§ What is being asked
Please copy out every one of the lines below with no changes at all.

Extracted data entries
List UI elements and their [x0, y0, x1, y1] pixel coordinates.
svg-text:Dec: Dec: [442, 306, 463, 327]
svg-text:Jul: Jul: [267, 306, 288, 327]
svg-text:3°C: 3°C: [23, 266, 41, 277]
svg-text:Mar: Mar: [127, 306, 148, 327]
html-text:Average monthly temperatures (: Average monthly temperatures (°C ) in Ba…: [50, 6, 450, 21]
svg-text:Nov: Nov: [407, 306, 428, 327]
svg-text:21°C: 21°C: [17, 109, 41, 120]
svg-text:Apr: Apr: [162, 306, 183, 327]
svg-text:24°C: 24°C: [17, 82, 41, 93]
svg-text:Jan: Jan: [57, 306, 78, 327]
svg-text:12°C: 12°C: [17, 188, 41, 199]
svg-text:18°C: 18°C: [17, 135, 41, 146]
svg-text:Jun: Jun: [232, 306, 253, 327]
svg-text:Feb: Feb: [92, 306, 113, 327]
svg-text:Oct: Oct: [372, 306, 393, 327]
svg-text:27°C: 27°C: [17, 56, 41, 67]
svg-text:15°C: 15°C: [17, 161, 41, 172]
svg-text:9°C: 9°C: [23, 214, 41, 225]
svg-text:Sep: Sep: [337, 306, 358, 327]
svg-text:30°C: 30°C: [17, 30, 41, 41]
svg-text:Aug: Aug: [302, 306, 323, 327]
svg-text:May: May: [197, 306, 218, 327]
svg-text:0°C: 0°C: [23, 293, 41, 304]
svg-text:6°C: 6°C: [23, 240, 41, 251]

§ Answer in full
List UI elements and their [x0, y0, x1, y1] pixel coordinates.
svg-text:Dec: Dec: [442, 306, 463, 327]
svg-text:Jul: Jul: [267, 306, 288, 327]
svg-text:3°C: 3°C: [23, 266, 41, 277]
svg-text:Mar: Mar: [127, 306, 148, 327]
html-text:Average monthly temperatures (: Average monthly temperatures (°C ) in Ba…: [50, 6, 450, 21]
svg-text:Nov: Nov: [407, 306, 428, 327]
svg-text:21°C: 21°C: [17, 109, 41, 120]
svg-text:Apr: Apr: [162, 306, 183, 327]
svg-text:24°C: 24°C: [17, 82, 41, 93]
svg-text:Jan: Jan: [57, 306, 78, 327]
svg-text:12°C: 12°C: [17, 188, 41, 199]
svg-text:18°C: 18°C: [17, 135, 41, 146]
svg-text:Jun: Jun: [232, 306, 253, 327]
svg-text:Feb: Feb: [92, 306, 113, 327]
svg-text:Oct: Oct: [372, 306, 393, 327]
svg-text:27°C: 27°C: [17, 56, 41, 67]
svg-text:15°C: 15°C: [17, 161, 41, 172]
svg-text:9°C: 9°C: [23, 214, 41, 225]
svg-text:Sep: Sep: [337, 306, 358, 327]
svg-text:30°C: 30°C: [17, 30, 41, 41]
svg-text:Aug: Aug: [302, 306, 323, 327]
svg-text:May: May: [197, 306, 218, 327]
svg-text:0°C: 0°C: [23, 293, 41, 304]
svg-text:6°C: 6°C: [23, 240, 41, 251]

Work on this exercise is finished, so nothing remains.